### Stated goal:
What follows is a set of records; restate each one word for word and drop the pictures.

(Stored entries)
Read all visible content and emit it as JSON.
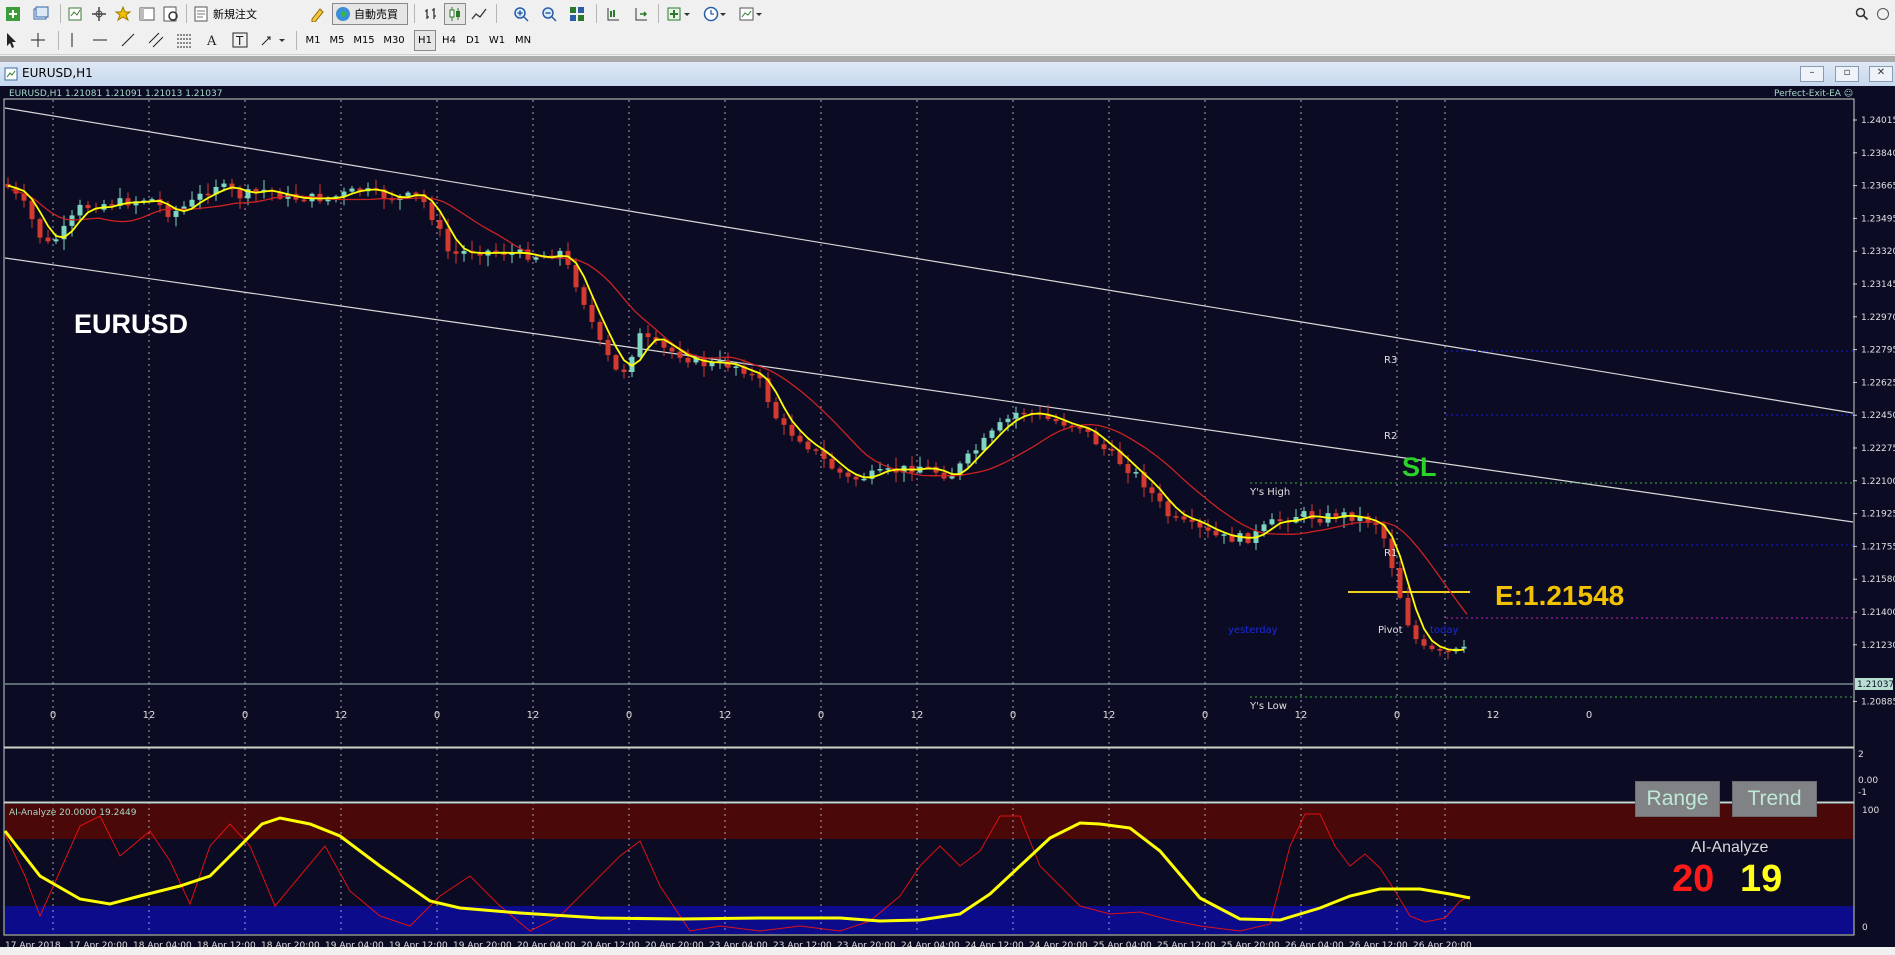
{
  "window": {
    "title": "EURUSD,H1"
  },
  "toolbar": {
    "new_order_label": "新規注文",
    "auto_trade_label": "自動売買",
    "timeframes": [
      "M1",
      "M5",
      "M15",
      "M30",
      "H1",
      "H4",
      "D1",
      "W1",
      "MN"
    ],
    "active_timeframe": "H1"
  },
  "chart": {
    "header": "EURUSD,H1  1.21081 1.21091 1.21013 1.21037",
    "ea_label": "Perfect-Exit-EA ☺",
    "symbol_label": "EURUSD",
    "sl_label": "SL",
    "entry_label": "E:1.21548",
    "level_labels": {
      "r3": "R3",
      "r2": "R2",
      "r1": "R1",
      "pivot": "Pivot",
      "ys_high": "Y's High",
      "ys_low": "Y's Low",
      "yesterday": "yesterday",
      "today": "today"
    },
    "price_ticks": [
      "1.24015",
      "1.23840",
      "1.23665",
      "1.23495",
      "1.23320",
      "1.23145",
      "1.22970",
      "1.22795",
      "1.22625",
      "1.22450",
      "1.22275",
      "1.22100",
      "1.21925",
      "1.21755",
      "1.21580",
      "1.21400",
      "1.21230",
      "1.21037",
      "1.20885"
    ],
    "current_price": "1.21037",
    "hour_ticks": [
      "0",
      "12",
      "0",
      "12",
      "0",
      "12",
      "0",
      "12",
      "0",
      "12",
      "0",
      "12",
      "0",
      "12",
      "0",
      "12",
      "0"
    ],
    "colors": {
      "background": "#0b0b24",
      "bull": "#7fd6c0",
      "bear": "#d43a2f",
      "ma_fast": "#ffff00",
      "ma_slow": "#cc2222",
      "grid": "#c9c9c9"
    }
  },
  "buttons": {
    "range_label": "Range",
    "trend_label": "Trend"
  },
  "indicator": {
    "header": "AI-Analyze 20.0000 19.2449",
    "title": "AI-Analyze",
    "value_red": "20",
    "value_yellow": "19",
    "scale_top": [
      "2",
      "0.00",
      "-1"
    ],
    "scale_bottom": [
      "100",
      "0"
    ],
    "colors": {
      "upper_zone": "#4a0808",
      "lower_zone": "#0b0b8c",
      "red_line": "#e01010",
      "yellow_line": "#ffff00"
    }
  },
  "time_axis": [
    "17 Apr 2018",
    "17 Apr 20:00",
    "18 Apr 04:00",
    "18 Apr 12:00",
    "18 Apr 20:00",
    "19 Apr 04:00",
    "19 Apr 12:00",
    "19 Apr 20:00",
    "20 Apr 04:00",
    "20 Apr 12:00",
    "20 Apr 20:00",
    "23 Apr 04:00",
    "23 Apr 12:00",
    "23 Apr 20:00",
    "24 Apr 04:00",
    "24 Apr 12:00",
    "24 Apr 20:00",
    "25 Apr 04:00",
    "25 Apr 12:00",
    "25 Apr 20:00",
    "26 Apr 04:00",
    "26 Apr 12:00",
    "26 Apr 20:00"
  ]
}
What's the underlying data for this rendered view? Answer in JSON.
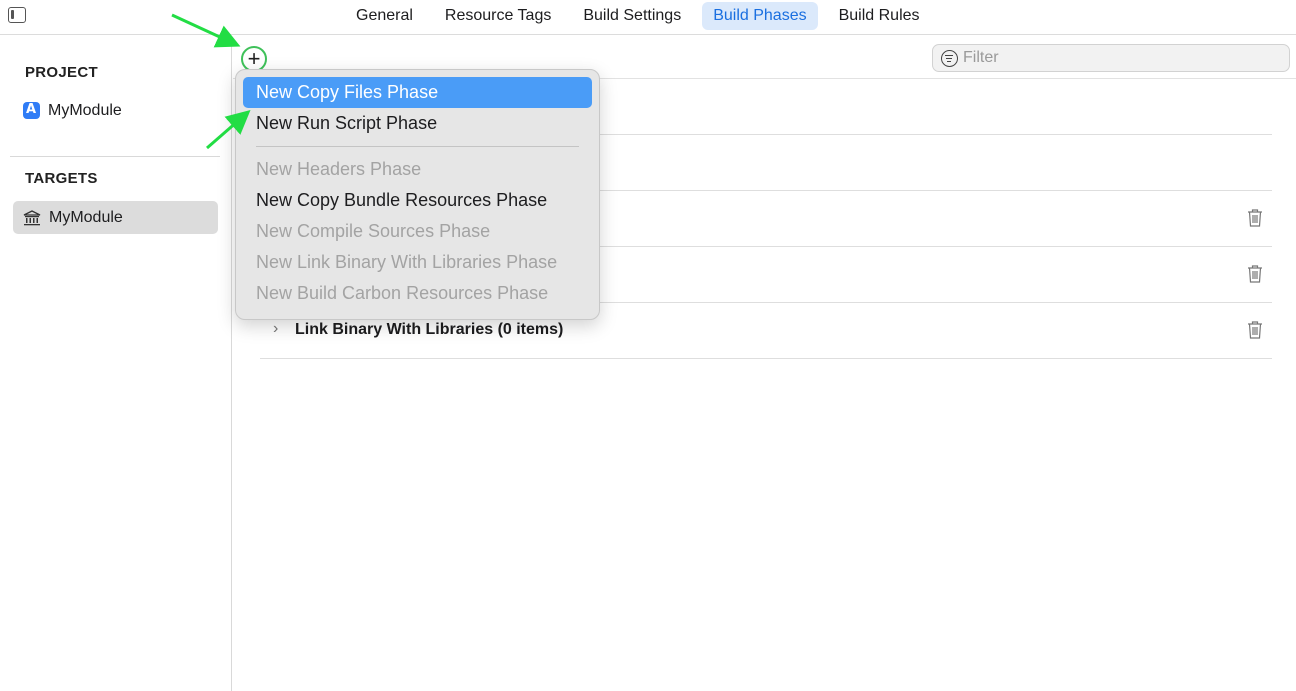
{
  "tabs": [
    {
      "label": "General"
    },
    {
      "label": "Resource Tags"
    },
    {
      "label": "Build Settings"
    },
    {
      "label": "Build Phases"
    },
    {
      "label": "Build Rules"
    }
  ],
  "sidebar": {
    "project_title": "PROJECT",
    "project_item": "MyModule",
    "targets_title": "TARGETS",
    "target_item": "MyModule"
  },
  "toolbar": {
    "add_label": "+",
    "filter_placeholder": "Filter"
  },
  "menu": {
    "items": [
      {
        "label": "New Copy Files Phase",
        "state": "highlighted"
      },
      {
        "label": "New Run Script Phase",
        "state": "enabled"
      },
      {
        "label": "New Headers Phase",
        "state": "disabled"
      },
      {
        "label": "New Copy Bundle Resources Phase",
        "state": "enabled"
      },
      {
        "label": "New Compile Sources Phase",
        "state": "disabled"
      },
      {
        "label": "New Link Binary With Libraries Phase",
        "state": "disabled"
      },
      {
        "label": "New Build Carbon Resources Phase",
        "state": "disabled"
      }
    ]
  },
  "phases": [
    {
      "label": "Link Binary With Libraries (0 items)"
    }
  ],
  "colors": {
    "accent": "#1a6fe0",
    "tab_active_bg": "#dbe9fb",
    "menu_highlight": "#4a9cf7",
    "annotation": "#22dd44"
  }
}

### Output:
Read all visible content and emit it as JSON.
{
  "window": {
    "title": "EURUSD,H1"
  },
  "toolbar": {
    "new_order_label": "新規注文",
    "auto_trade_label": "自動売買",
    "timeframes": [
      "M1",
      "M5",
      "M15",
      "M30",
      "H1",
      "H4",
      "D1",
      "W1",
      "MN"
    ],
    "active_timeframe": "H1"
  },
  "chart": {
    "header": "EURUSD,H1  1.21081 1.21091 1.21013 1.21037",
    "ea_label": "Perfect-Exit-EA ☺",
    "symbol_label": "EURUSD",
    "sl_label": "SL",
    "entry_label": "E:1.21548",
    "level_labels": {
      "r3": "R3",
      "r2": "R2",
      "r1": "R1",
      "pivot": "Pivot",
      "ys_high": "Y's High",
      "ys_low": "Y's Low",
      "yesterday": "yesterday",
      "today": "today"
    },
    "price_ticks": [
      "1.24015",
      "1.23840",
      "1.23665",
      "1.23495",
      "1.23320",
      "1.23145",
      "1.22970",
      "1.22795",
      "1.22625",
      "1.22450",
      "1.22275",
      "1.22100",
      "1.21925",
      "1.21755",
      "1.21580",
      "1.21400",
      "1.21230",
      "1.21037",
      "1.20885"
    ],
    "current_price": "1.21037",
    "hour_ticks": [
      "0",
      "12",
      "0",
      "12",
      "0",
      "12",
      "0",
      "12",
      "0",
      "12",
      "0",
      "12",
      "0",
      "12",
      "0",
      "12",
      "0"
    ],
    "colors": {
      "background": "#0b0b24",
      "bull": "#7fd6c0",
      "bear": "#d43a2f",
      "ma_fast": "#ffff00",
      "ma_slow": "#cc2222",
      "grid": "#c9c9c9"
    }
  },
  "buttons": {
    "range_label": "Range",
    "trend_label": "Trend"
  },
  "indicator": {
    "header": "AI-Analyze 20.0000 19.2449",
    "title": "AI-Analyze",
    "value_red": "20",
    "value_yellow": "19",
    "scale_top": [
      "2",
      "0.00",
      "-1"
    ],
    "scale_bottom": [
      "100",
      "0"
    ],
    "colors": {
      "upper_zone": "#4a0808",
      "lower_zone": "#0b0b8c",
      "red_line": "#e01010",
      "yellow_line": "#ffff00"
    }
  },
  "time_axis": [
    "17 Apr 2018",
    "17 Apr 20:00",
    "18 Apr 04:00",
    "18 Apr 12:00",
    "18 Apr 20:00",
    "19 Apr 04:00",
    "19 Apr 12:00",
    "19 Apr 20:00",
    "20 Apr 04:00",
    "20 Apr 12:00",
    "20 Apr 20:00",
    "23 Apr 04:00",
    "23 Apr 12:00",
    "23 Apr 20:00",
    "24 Apr 04:00",
    "24 Apr 12:00",
    "24 Apr 20:00",
    "25 Apr 04:00",
    "25 Apr 12:00",
    "25 Apr 20:00",
    "26 Apr 04:00",
    "26 Apr 12:00",
    "26 Apr 20:00"
  ]
}
What's the underlying data for this rendered view? Answer in JSON.
{
  "tabs": [
    {
      "label": "General"
    },
    {
      "label": "Resource Tags"
    },
    {
      "label": "Build Settings"
    },
    {
      "label": "Build Phases"
    },
    {
      "label": "Build Rules"
    }
  ],
  "sidebar": {
    "project_title": "PROJECT",
    "project_item": "MyModule",
    "targets_title": "TARGETS",
    "target_item": "MyModule"
  },
  "toolbar": {
    "add_label": "+",
    "filter_placeholder": "Filter"
  },
  "menu": {
    "items": [
      {
        "label": "New Copy Files Phase",
        "state": "highlighted"
      },
      {
        "label": "New Run Script Phase",
        "state": "enabled"
      },
      {
        "label": "New Headers Phase",
        "state": "disabled"
      },
      {
        "label": "New Copy Bundle Resources Phase",
        "state": "enabled"
      },
      {
        "label": "New Compile Sources Phase",
        "state": "disabled"
      },
      {
        "label": "New Link Binary With Libraries Phase",
        "state": "disabled"
      },
      {
        "label": "New Build Carbon Resources Phase",
        "state": "disabled"
      }
    ]
  },
  "phases": [
    {
      "label": "Link Binary With Libraries (0 items)"
    }
  ],
  "colors": {
    "accent": "#1a6fe0",
    "tab_active_bg": "#dbe9fb",
    "menu_highlight": "#4a9cf7",
    "annotation": "#22dd44"
  }
}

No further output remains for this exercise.